**TASK DIRECTIONS:** Search the material for the string "change", then return every line where it is found.

**Data items:**

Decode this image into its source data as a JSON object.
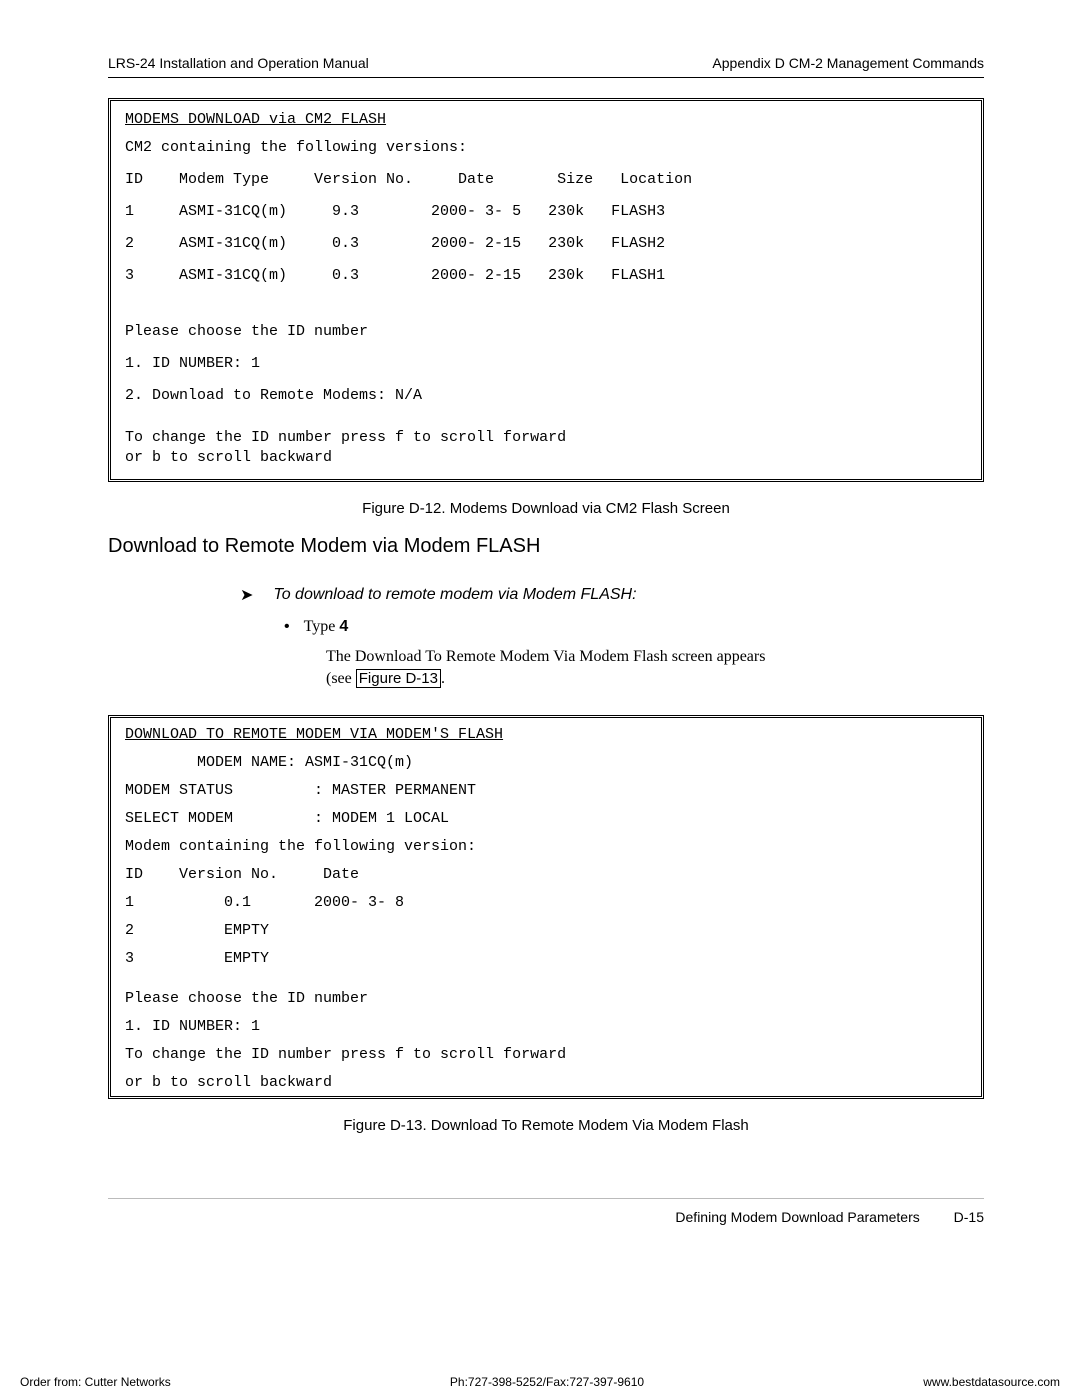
{
  "header": {
    "left": "LRS-24 Installation and Operation Manual",
    "right": "Appendix D  CM-2 Management Commands"
  },
  "screen1": {
    "title": "MODEMS DOWNLOAD via CM2 FLASH",
    "subtitle": "CM2 containing the following versions:",
    "cols": "ID    Modem Type     Version No.     Date       Size   Location",
    "rows": [
      "1     ASMI-31CQ(m)     9.3        2000- 3- 5   230k   FLASH3",
      "2     ASMI-31CQ(m)     0.3        2000- 2-15   230k   FLASH2",
      "3     ASMI-31CQ(m)     0.3        2000- 2-15   230k   FLASH1"
    ],
    "prompt": "Please choose the ID number",
    "opt1": "1. ID NUMBER: 1",
    "opt2": "2. Download to Remote Modems: N/A",
    "help1": "To change the ID number press f to scroll forward",
    "help2": "or b to scroll backward"
  },
  "caption1": "Figure D-12.  Modems Download via CM2 Flash Screen",
  "section_h3": "Download to Remote Modem via Modem FLASH",
  "instr": {
    "lead": "To download to remote modem via Modem FLASH:",
    "bullet_label": "Type ",
    "bullet_bold": "4",
    "result1": "The Download To Remote Modem Via Modem Flash screen appears",
    "result2a": "(see ",
    "result2_link": "Figure D-13",
    "result2b": "."
  },
  "screen2": {
    "title": "DOWNLOAD TO REMOTE MODEM VIA MODEM'S FLASH",
    "name": "        MODEM NAME: ASMI-31CQ(m)",
    "status": "MODEM STATUS         : MASTER PERMANENT",
    "select": "SELECT MODEM         : MODEM 1 LOCAL",
    "sub": "Modem containing the following version:",
    "cols": "ID    Version No.     Date",
    "rows": [
      "1          0.1       2000- 3- 8",
      "2          EMPTY",
      "3          EMPTY"
    ],
    "prompt": "Please choose the ID number",
    "opt1": "1. ID NUMBER: 1",
    "help1": "To change the ID number press f to scroll forward",
    "help2": "or b to scroll backward"
  },
  "caption2": "Figure D-13. Download To Remote Modem Via Modem Flash",
  "footer": {
    "text": "Defining Modem Download Parameters",
    "page": "D-15"
  },
  "bottom": {
    "left": "Order from: Cutter Networks",
    "mid": "Ph:727-398-5252/Fax:727-397-9610",
    "right": "www.bestdatasource.com"
  }
}
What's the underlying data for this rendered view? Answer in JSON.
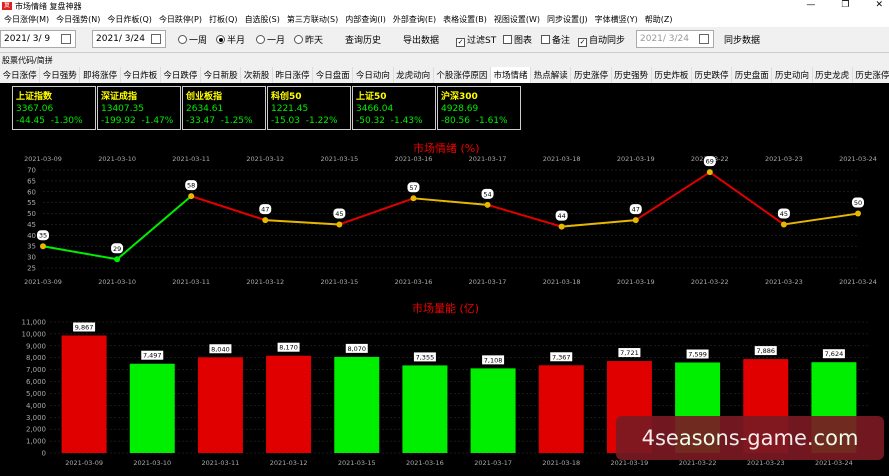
{
  "window": {
    "title": "市场情绪 复盘神器",
    "icon": "app-icon",
    "min_label": "—",
    "max_label": "❐",
    "close_label": "✕"
  },
  "menu": [
    "今日涨停(M)",
    "今日强势(N)",
    "今日炸板(Q)",
    "今日跌停(P)",
    "打板(Q)",
    "自选股(S)",
    "第三方联动(S)",
    "内部查询(I)",
    "外部查询(E)",
    "表格设置(B)",
    "视图设置(W)",
    "同步设置(J)",
    "字体横竖(Y)",
    "帮助(Z)"
  ],
  "toolbar": {
    "start_date": "2021/ 3/ 9",
    "end_date": "2021/ 3/24",
    "periods": [
      "一周",
      "半月",
      "一月",
      "昨天"
    ],
    "period_selected": "半月",
    "history_button": "查询历史",
    "export_button": "导出数据",
    "filter_st": "过滤ST",
    "chart_opt": "图表",
    "note_opt": "备注",
    "auto_sync": "自动同步",
    "sync_date": "2021/ 3/24",
    "sync_button": "同步数据"
  },
  "code_bar": "股票代码/简拼",
  "tabs": [
    "今日涨停",
    "今日强势",
    "即将涨停",
    "今日炸板",
    "今日跌停",
    "今日新股",
    "次新股",
    "昨日涨停",
    "今日盘面",
    "今日动向",
    "龙虎动向",
    "个股涨停原因",
    "市场情绪",
    "热点解读",
    "历史涨停",
    "历史强势",
    "历史炸板",
    "历史跌停",
    "历史盘面",
    "历史动向",
    "历史龙虎",
    "历史涨停原因"
  ],
  "active_tab": "市场情绪",
  "indices": [
    {
      "name": "上证指数",
      "value": "3367.06",
      "change": "-44.45",
      "pct": "-1.30%"
    },
    {
      "name": "深证成指",
      "value": "13407.35",
      "change": "-199.92",
      "pct": "-1.47%"
    },
    {
      "name": "创业板指",
      "value": "2634.61",
      "change": "-33.47",
      "pct": "-1.25%"
    },
    {
      "name": "科创50",
      "value": "1221.45",
      "change": "-15.03",
      "pct": "-1.22%"
    },
    {
      "name": "上证50",
      "value": "3466.04",
      "change": "-50.32",
      "pct": "-1.43%"
    },
    {
      "name": "沪深300",
      "value": "4928.69",
      "change": "-80.56",
      "pct": "-1.61%"
    }
  ],
  "colors": {
    "up": "#e00000",
    "down": "#00ee00",
    "flat": "#e8b800",
    "bg": "#000000",
    "axis": "#aaaaaa"
  },
  "chart_data": [
    {
      "type": "line",
      "title": "市场情绪 (%)",
      "x": [
        "2021-03-09",
        "2021-03-10",
        "2021-03-11",
        "2021-03-12",
        "2021-03-15",
        "2021-03-16",
        "2021-03-17",
        "2021-03-18",
        "2021-03-19",
        "2021-03-22",
        "2021-03-23",
        "2021-03-24"
      ],
      "values": [
        35,
        29,
        58,
        47,
        45,
        57,
        54,
        44,
        47,
        69,
        45,
        50
      ],
      "ylim": [
        25,
        70
      ],
      "yticks": [
        25,
        30,
        35,
        40,
        45,
        50,
        55,
        60,
        65,
        70
      ]
    },
    {
      "type": "bar",
      "title": "市场量能 (亿)",
      "categories": [
        "2021-03-09",
        "2021-03-10",
        "2021-03-11",
        "2021-03-12",
        "2021-03-15",
        "2021-03-16",
        "2021-03-17",
        "2021-03-18",
        "2021-03-19",
        "2021-03-22",
        "2021-03-23",
        "2021-03-24"
      ],
      "values": [
        9867,
        7497,
        8040,
        8170,
        8070,
        7355,
        7108,
        7367,
        7721,
        7599,
        7886,
        7624
      ],
      "labels": [
        "9,867",
        "7,497",
        "8,040",
        "8,170",
        "8,070",
        "7,355",
        "7,108",
        "7,367",
        "7,721",
        "7,599",
        "7,886",
        "7,624"
      ],
      "colors": [
        "up",
        "down",
        "up",
        "up",
        "down",
        "down",
        "down",
        "up",
        "up",
        "down",
        "up",
        "down"
      ],
      "ylim": [
        0,
        11000
      ],
      "yticks": [
        "0",
        "1,000",
        "2,000",
        "3,000",
        "4,000",
        "5,000",
        "6,000",
        "7,000",
        "8,000",
        "9,000",
        "10,000",
        "11,000"
      ]
    }
  ],
  "watermark": "4seasons-game.com"
}
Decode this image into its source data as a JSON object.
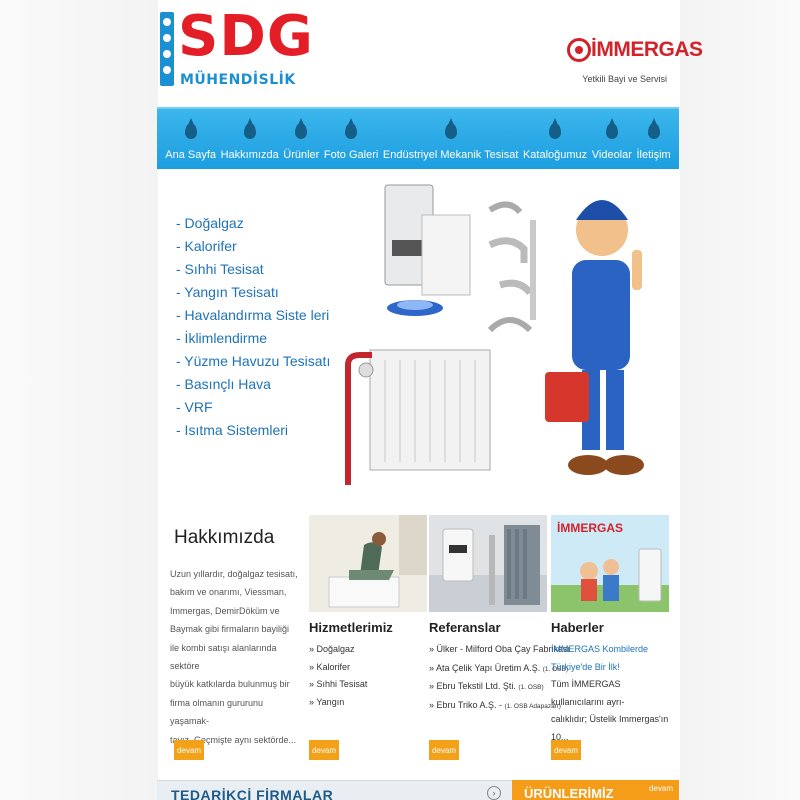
{
  "header": {
    "logo_text": "SDG",
    "logo_subtitle": "MÜHENDİSLİK",
    "brand_name": "İMMERGAS",
    "brand_tagline": "Yetkili Bayi ve Servisi"
  },
  "nav": {
    "items": [
      "Ana Sayfa",
      "Hakkımızda",
      "Ürünler",
      "Foto Galeri",
      "Endüstriyel Mekanik Tesisat",
      "Kataloğumuz",
      "Videolar",
      "İletişim"
    ]
  },
  "services": [
    "- Doğalgaz",
    "- Kalorifer",
    "- Sıhhi Tesisat",
    "- Yangın Tesisatı",
    "- Havalandırma Siste   leri",
    "- İklimlendirme",
    "- Yüzme Havuzu Tesisatı",
    "- Basınçlı Hava",
    "- VRF",
    "- Isıtma Sistemleri"
  ],
  "about": {
    "title": "Hakkımızda",
    "lines": [
      "Uzun yıllardır, doğalgaz tesisatı,",
      "bakım ve onarımı, Viessman,",
      "Immergas, DemirDöküm ve",
      "Baymak gibi firmaların bayiliği",
      "ile kombi satışı alanlarında sektöre",
      "büyük katkılarda bulunmuş bir",
      "firma olmanın gururunu yaşamak-",
      "tayız. Geçmişte aynı sektörde..."
    ]
  },
  "hizmet": {
    "title": "Hizmetlerimiz",
    "items": [
      "» Doğalgaz",
      "» Kalorifer",
      "» Sıhhi Tesisat",
      "» Yangın"
    ]
  },
  "referans": {
    "title": "Referanslar",
    "items": [
      {
        "text": "» Ülker - Milford Oba Çay Fabrikası",
        "note": ""
      },
      {
        "text": "» Ata Çelik Yapı Üretim A.Ş. ",
        "note": "(1. OSB)"
      },
      {
        "text": "» Ebru Tekstil Ltd. Şti. ",
        "note": "(1. OSB)"
      },
      {
        "text": "» Ebru Triko A.Ş. - ",
        "note": "(1. OSB Adapazarı)"
      }
    ]
  },
  "haber": {
    "title": "Haberler",
    "image_brand": "İMMERGAS",
    "headline1": "İMMERGAS Kombilerde",
    "headline2": "Türkiye'de Bir İlk!",
    "body1": "Tüm İMMERGAS kullanıcılarını ayrı-",
    "body2": "calıklıdır; Üstelik Immergas'ın 10..."
  },
  "devam_label": "devam",
  "bottom": {
    "left_title": "TEDARİKÇİ FİRMALAR",
    "arrow": "›",
    "right_title": "ÜRÜNLERİMİZ",
    "right_link": "devam"
  },
  "colors": {
    "nav_blue": "#1c9ee0",
    "logo_red": "#e41e26",
    "link_blue": "#1e73b8",
    "accent_orange": "#f4a11a"
  }
}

**EXPECTED OUTPUT:**
    "help1": "To change the ID number press f to scroll forward",
    "help1": "To change the ID number press f to scroll forward",
      "change": "-44.45",
      "change": "-199.92",
      "change": "-33.47",
      "change": "-15.03",
      "change": "-50.32",
      "change": "-80.56",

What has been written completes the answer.